On March 5th, 2010 Department of Energy (DOE) filed a motion with the Nuclear Regulatory Commission (NRC) to withdraw the application to build and operate Yucca Mountain.
About one year ago President Barack Obama cut all funding for the DOE's work towards realizing Yucca Mountain apart from answering questions from the NRC related to the license application.
The current route for the nation is the 15-member Blue Ribbon Commission on America's Nuclear Future, nominated last month (Feb 2010). It is to evaluate fuel-cycle and disposal options, including the reprocessing of used nuclear fuel, but will not touch on any siting concerns. Work for the group begins with its first meeting on 25-26 March and will continue until 2012.
Critics say the geology of the mountain ridge 100 miles northwest of Las Vegas is unsuitable for safe storage of nuclear waste for periods that would stretch beyond tens of thousands of years. Further, they say shipping the radioactive material to Nevada would invite accidents and possible attacks.
But others contend the DOE strategy to place waste in corrosion-resistant containers within Yucca Mountain tunnels will meet federal safety standards for up to 1 million years.
The Nuclear Regulatory Commission staff is in the midst of multiyear safety review, while panels of the commission's administrative judges are hearing legal challenges to the project. Both would come to an end if the Department of Energy is given permission to withdraw a construction application.
After three decades, the country is back to square one on the construction of a national nuclear waste long term storage facility.
The reasons for the change in direction have been rather vague. Concerns about the safety of transporting dangerous radioactive waste cross country by rail have been cited. But, there have been transports of waste going on for years without an accident or terrorist threats.
In addition, questions have been raised about earthquake faults near the Yucca site, but previous DOE scientists have said that tectonic and seismic activity would not affect the natural systems. The ongoing tectonic deformation happens at such a slow rate, it would not affect the area for the 10,000 year duration of compliance.
If Yucca Mountain remains an unviable repository for the country’s radioactive nuclear waste, the material will have to be stored on the site of each nuclear power plant. It would not be an immediate problem for newer designs and future plants, which would have time and storage capacity to wait out the development for a new repository plan. But older facilities like the Dresden Nuclear Power plant, could inevitably have to store its waste well past the 60 year decommission time.

Timeline update 2010
- On March 3rd 2010, the DOE submitted a motion to withdraw its pending license application for a permanent geologic repository at Yucca Mountain, Nevada asking the Board to dismiss its application with prejudice and to impose no additional terms of withdrawal.
- March 3rd, 2010 the State of Washington (Washington) petitions for leave to intervene in this proceeding.
- March 4th 2010, Aiken County, South Carolina petitioned to intervene in opposition to the DOE’s motion to withdraw, with prejudice, its application. (In the alternative, Aiken County seeks to stay the matter pending a resolution of the petition Aiken County filed with the US court of Appeals concerning the lawfulness of a Motion to Withdraw the license application. The court of appeals has directed the DOE to respond to the petition by March 24. ( Aiken County also stated “the remaining respondents have failed to act as required under 42 U.S.C.A. § 10134(d) by acquiescing in and granting the DOE's request that consideration of the already submitted License Application be stayed pending its withdrawal, rather than considering and issuing a final decision on the merits of said application. Under 42 U.S.C.A. § 10134(d), these parties have an obligation to review and rule on the License Application as submitted.”)

......

Things to do:
• a. Please answer these from the Yucca Mountain text, one line each:
(i) How many members sit on the Blue Ribbon Commission on America's Nuclear Future?
(ii) How far from Las Vegas is the mountain ridge, and in which direction?
(iii) By what date did the court of appeals direct the DOE to respond to Aiken County's petition?
• b. Edit the Yucca Mountain text by giving the stretch that begins at "The reasons for" and ends after "duration of compliance.", with "vague" replaced by "unclear".
• c. Resume the Yucca Mountain text from the point where it stops.

Entries:
......

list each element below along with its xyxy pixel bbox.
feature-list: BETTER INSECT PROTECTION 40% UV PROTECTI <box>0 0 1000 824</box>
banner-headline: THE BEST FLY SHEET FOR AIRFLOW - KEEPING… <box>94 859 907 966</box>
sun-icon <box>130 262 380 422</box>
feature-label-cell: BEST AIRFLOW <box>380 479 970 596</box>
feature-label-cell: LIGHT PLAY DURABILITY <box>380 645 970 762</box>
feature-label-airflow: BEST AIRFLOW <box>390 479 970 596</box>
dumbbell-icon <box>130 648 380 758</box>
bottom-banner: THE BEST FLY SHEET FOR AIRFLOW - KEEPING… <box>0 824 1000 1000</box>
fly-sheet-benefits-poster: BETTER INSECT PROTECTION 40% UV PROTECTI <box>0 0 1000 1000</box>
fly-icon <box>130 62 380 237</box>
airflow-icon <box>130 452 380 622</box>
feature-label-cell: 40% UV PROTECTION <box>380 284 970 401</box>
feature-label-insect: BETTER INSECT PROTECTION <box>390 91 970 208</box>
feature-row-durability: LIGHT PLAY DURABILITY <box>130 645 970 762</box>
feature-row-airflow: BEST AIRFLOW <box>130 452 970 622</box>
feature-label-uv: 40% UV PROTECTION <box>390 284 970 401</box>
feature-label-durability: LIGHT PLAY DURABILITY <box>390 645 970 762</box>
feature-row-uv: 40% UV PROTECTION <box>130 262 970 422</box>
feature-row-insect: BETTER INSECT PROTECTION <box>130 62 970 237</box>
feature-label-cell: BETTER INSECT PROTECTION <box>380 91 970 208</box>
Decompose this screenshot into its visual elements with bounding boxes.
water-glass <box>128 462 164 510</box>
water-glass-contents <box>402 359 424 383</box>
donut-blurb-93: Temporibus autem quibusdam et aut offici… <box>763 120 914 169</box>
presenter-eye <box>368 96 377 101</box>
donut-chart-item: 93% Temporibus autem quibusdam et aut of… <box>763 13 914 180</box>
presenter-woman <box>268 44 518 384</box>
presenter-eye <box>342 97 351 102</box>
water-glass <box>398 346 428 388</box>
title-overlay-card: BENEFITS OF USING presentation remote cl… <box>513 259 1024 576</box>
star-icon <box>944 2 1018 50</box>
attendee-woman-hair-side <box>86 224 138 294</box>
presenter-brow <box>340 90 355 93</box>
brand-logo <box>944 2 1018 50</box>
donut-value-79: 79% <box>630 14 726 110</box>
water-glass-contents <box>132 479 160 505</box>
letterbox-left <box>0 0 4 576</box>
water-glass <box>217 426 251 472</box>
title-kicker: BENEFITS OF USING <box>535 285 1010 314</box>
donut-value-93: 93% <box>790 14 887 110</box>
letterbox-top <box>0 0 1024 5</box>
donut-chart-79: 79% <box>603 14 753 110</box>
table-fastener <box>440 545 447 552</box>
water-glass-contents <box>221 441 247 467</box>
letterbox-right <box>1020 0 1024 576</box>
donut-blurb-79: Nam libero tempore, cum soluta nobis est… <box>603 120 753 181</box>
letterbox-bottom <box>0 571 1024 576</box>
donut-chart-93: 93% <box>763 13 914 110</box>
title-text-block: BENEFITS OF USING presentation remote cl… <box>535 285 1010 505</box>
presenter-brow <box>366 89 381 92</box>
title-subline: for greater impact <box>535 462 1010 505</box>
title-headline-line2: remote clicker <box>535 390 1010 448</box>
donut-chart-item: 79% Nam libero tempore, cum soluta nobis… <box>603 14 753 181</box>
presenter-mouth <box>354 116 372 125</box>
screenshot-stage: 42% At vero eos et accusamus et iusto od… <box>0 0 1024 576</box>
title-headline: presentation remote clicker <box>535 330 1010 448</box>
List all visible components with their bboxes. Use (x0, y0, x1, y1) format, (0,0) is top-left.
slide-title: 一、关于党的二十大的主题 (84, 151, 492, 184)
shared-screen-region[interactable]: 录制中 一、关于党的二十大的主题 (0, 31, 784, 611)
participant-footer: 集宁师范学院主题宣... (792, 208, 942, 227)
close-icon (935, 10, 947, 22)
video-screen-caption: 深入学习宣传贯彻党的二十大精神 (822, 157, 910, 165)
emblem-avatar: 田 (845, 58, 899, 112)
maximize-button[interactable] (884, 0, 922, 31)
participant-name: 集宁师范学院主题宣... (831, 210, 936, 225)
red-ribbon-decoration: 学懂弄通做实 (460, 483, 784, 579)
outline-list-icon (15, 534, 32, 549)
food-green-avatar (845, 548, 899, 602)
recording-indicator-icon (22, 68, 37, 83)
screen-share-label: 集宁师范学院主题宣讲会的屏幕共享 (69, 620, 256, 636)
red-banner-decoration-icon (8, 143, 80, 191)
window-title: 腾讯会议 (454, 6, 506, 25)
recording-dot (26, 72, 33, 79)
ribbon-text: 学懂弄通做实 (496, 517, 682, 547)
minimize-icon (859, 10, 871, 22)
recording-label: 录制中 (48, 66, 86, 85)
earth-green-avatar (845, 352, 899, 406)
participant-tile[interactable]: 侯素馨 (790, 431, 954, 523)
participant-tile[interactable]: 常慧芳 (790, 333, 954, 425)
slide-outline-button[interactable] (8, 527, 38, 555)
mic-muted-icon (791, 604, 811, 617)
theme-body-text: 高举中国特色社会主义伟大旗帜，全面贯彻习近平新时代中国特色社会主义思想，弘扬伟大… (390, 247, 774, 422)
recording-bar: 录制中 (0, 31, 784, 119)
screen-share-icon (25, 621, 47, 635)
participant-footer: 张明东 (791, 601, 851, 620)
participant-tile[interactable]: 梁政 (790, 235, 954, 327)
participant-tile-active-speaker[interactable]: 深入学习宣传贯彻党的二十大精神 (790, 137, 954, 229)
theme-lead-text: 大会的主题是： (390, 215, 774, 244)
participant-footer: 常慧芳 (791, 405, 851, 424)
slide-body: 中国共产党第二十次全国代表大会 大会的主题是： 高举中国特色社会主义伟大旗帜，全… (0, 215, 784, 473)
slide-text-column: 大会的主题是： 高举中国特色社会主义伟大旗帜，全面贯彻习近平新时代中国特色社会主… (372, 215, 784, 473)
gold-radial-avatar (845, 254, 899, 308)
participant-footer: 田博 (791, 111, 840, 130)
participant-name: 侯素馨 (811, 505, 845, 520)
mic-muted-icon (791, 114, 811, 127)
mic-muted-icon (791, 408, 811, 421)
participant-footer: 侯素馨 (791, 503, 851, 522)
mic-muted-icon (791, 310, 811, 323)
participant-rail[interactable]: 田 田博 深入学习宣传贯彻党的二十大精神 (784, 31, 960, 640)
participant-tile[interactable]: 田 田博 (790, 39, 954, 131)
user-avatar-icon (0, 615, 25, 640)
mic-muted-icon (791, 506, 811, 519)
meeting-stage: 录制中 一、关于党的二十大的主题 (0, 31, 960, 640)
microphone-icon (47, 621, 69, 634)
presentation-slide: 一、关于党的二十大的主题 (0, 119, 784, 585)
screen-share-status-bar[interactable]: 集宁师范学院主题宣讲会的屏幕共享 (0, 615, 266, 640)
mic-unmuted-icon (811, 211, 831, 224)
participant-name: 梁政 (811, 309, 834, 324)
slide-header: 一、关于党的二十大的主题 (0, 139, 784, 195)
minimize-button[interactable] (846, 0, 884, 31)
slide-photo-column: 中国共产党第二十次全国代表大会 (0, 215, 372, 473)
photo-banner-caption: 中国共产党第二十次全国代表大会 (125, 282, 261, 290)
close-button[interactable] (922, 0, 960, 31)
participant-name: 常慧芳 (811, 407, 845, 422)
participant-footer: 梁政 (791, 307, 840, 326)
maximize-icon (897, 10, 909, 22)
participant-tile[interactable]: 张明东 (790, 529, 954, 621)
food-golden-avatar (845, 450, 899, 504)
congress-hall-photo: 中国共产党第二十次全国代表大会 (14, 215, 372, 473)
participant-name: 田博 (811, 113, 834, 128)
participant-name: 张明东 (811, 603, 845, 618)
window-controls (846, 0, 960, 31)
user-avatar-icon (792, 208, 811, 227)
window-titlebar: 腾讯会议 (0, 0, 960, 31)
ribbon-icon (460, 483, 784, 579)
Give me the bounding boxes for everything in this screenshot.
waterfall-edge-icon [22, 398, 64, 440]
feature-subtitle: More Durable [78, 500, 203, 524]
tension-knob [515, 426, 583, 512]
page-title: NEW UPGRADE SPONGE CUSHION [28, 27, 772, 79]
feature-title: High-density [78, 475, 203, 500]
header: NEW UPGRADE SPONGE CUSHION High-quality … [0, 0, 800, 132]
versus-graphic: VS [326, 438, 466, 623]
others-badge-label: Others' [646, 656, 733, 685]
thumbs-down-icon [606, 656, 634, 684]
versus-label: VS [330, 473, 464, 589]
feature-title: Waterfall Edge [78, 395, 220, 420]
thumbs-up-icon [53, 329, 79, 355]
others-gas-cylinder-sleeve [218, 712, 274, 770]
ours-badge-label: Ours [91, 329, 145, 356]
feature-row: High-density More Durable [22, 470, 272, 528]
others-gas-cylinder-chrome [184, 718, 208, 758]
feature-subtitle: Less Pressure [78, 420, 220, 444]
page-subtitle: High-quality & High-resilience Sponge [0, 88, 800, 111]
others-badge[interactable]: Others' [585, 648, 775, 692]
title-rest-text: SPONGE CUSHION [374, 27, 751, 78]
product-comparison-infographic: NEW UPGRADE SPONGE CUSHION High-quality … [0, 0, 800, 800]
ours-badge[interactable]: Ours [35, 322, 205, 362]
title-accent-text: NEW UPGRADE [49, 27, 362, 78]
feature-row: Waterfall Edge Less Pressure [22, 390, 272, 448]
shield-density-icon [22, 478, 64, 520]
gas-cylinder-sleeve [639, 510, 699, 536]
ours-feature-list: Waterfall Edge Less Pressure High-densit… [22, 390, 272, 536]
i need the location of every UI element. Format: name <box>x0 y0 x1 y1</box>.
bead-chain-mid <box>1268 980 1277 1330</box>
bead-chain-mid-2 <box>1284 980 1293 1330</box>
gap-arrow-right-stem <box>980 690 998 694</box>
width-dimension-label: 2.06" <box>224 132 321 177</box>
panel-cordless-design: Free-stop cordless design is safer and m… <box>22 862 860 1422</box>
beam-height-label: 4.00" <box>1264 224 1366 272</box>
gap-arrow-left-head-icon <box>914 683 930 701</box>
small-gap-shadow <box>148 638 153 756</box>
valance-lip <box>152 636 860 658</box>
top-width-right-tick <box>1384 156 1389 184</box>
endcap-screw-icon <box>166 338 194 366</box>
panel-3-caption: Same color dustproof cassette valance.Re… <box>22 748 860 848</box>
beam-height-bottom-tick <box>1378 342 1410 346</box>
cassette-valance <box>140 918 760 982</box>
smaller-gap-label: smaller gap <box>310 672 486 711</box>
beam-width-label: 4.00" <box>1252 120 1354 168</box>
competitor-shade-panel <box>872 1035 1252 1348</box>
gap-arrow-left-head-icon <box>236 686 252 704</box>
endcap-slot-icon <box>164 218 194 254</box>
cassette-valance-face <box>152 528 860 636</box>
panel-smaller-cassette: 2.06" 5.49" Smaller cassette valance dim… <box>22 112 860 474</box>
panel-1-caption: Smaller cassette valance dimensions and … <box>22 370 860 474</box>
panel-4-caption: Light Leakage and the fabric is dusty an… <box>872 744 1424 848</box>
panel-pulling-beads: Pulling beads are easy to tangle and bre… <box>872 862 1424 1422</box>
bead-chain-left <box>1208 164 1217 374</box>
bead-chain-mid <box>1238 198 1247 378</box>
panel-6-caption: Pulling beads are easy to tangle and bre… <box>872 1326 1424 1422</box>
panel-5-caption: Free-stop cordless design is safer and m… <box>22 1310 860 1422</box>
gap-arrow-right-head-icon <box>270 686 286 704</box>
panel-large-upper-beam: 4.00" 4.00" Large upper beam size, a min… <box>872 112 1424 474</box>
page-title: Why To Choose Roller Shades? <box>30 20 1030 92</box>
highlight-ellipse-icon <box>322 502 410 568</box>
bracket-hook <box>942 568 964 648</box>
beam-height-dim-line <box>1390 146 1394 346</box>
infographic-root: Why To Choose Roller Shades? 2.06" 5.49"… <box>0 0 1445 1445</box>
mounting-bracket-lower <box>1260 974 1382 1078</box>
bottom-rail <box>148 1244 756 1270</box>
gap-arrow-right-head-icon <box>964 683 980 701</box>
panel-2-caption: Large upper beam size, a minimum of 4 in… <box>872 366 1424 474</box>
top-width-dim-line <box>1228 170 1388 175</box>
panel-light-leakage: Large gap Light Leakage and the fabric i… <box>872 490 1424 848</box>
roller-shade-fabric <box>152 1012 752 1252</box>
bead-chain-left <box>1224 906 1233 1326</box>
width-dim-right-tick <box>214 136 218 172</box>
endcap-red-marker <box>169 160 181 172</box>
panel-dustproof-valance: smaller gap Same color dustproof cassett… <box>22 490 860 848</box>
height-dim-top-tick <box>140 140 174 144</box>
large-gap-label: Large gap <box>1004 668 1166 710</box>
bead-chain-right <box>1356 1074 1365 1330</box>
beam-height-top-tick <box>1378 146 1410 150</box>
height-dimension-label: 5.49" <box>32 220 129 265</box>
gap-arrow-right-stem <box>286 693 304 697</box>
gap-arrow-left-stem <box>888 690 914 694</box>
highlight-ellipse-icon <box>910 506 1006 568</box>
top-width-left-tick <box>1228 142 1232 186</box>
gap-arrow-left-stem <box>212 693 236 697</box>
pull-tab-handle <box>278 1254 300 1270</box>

......

Written answers:
• a.
(i) 15 members.
(ii) 100 miles northwest of Las Vegas.
(iii) March 24.

• b.
The reasons for the change in direction have been rather unclear. Concerns about the safety of transporting dangerous radioactive waste cross country by rail have been cited. But, there have been transports of waste going on for years without an accident or terrorist threats.
In addition, questions have been raised about earthquake faults near the Yucca site, but previous DOE scientists have said that tectonic and seismic activity would not affect the natural systems. The ongoing tectonic deformation happens at such a slow rate, it would not affect the area for the 10,000 year duration of compliance.

• c.
- March 15, 2010 the National Association of Regulatory Utility Commissioners filed to intervene (NARUC, founded in 1889, is a national organization whose members include the commissioners that head the agencies in the fifty States, the District of Columbia, Puerto Rico, and the Virgin Islands charged with regulating the rates and conditions of service associated with the intrastate operations of electric, natural gas, water, and telephone utilities.)
- March 15th, 2010 Petition to Intervene of the Prairie Island Indian Community (The Petitioner is a federally recognized Indian tribe, whose community is adjacent to an Independent Spent Fuel Storage Installation where spent nuclear fuel is presently stored.)
Yucca Mountain
Licensing Proceeding
In order to participate as a party in the Yucca Mountain high-level nuclear waste repository licensing proceeding, an entity or person must be admitted to the proceeding by following the procedures of the Nuclear Regulatory Commission's rules, at 10 CFR §2.309, which require a request for hearing, a petition to intervene, a demonstration of standing, and at least one admitted contention (accepted by the NRC hearing board9S). At the close of the filing period, on December 22, 2008, a total of 318 contentions had been filed by see contentions.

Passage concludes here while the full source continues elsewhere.